**Do this:**
Within the listing below, locate all lines containing the word "所以答案为". Copy each one.

**Information provided:**

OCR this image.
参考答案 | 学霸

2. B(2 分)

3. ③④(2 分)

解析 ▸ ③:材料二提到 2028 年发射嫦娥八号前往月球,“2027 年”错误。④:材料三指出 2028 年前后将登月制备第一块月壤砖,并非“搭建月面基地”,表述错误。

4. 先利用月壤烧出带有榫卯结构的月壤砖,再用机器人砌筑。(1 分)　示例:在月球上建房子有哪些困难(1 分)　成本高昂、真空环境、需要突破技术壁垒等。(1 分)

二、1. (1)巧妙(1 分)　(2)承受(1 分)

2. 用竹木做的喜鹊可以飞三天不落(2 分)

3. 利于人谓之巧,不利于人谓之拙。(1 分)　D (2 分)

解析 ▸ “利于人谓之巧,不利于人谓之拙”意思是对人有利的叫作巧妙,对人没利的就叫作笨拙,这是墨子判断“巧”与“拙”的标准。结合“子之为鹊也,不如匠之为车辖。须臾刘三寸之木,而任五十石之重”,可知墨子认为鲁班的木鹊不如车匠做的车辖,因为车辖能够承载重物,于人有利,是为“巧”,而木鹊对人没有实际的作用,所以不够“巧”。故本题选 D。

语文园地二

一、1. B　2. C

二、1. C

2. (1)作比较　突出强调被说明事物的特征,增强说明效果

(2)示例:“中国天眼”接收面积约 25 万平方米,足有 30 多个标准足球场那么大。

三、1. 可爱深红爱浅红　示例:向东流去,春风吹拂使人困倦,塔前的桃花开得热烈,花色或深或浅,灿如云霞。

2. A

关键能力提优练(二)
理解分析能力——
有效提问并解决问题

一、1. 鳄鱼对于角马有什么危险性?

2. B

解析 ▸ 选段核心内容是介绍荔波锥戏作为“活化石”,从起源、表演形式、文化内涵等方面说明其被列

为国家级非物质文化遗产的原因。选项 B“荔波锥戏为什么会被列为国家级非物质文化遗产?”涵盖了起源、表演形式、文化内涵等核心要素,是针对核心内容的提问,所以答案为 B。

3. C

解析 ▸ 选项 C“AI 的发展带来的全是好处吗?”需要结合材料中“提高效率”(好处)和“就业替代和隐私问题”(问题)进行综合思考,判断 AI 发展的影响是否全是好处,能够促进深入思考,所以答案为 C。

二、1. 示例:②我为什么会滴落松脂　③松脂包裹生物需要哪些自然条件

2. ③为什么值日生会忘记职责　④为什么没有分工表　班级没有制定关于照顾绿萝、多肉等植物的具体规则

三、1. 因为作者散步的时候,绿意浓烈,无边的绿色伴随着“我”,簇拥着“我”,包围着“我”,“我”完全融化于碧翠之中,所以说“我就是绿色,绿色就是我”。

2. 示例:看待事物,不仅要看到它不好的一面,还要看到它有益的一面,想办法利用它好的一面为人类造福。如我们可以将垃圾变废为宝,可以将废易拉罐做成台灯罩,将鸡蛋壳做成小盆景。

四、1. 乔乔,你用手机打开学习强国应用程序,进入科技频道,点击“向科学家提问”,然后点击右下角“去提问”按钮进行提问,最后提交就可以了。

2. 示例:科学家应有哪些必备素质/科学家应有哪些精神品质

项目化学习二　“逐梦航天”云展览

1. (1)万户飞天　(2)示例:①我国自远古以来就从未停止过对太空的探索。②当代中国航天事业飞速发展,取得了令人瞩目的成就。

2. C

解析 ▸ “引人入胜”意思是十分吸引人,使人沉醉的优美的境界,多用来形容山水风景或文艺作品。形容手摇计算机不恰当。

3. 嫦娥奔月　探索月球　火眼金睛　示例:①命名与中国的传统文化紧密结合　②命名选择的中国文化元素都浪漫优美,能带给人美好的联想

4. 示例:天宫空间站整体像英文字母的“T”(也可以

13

**Full answer:**
为国家级非物质文化遗产的原因。选项 B“荔波锥戏为什么会被列为国家级非物质文化遗产?”涵盖了起源、表演形式、文化内涵等核心要素,是针对核心内容的提问,所以答案为 B。
解析 ▸ 选项 C“AI 的发展带来的全是好处吗?”需要结合材料中“提高效率”(好处)和“就业替代和隐私问题”(问题)进行综合思考,判断 AI 发展的影响是否全是好处,能够促进深入思考,所以答案为 C。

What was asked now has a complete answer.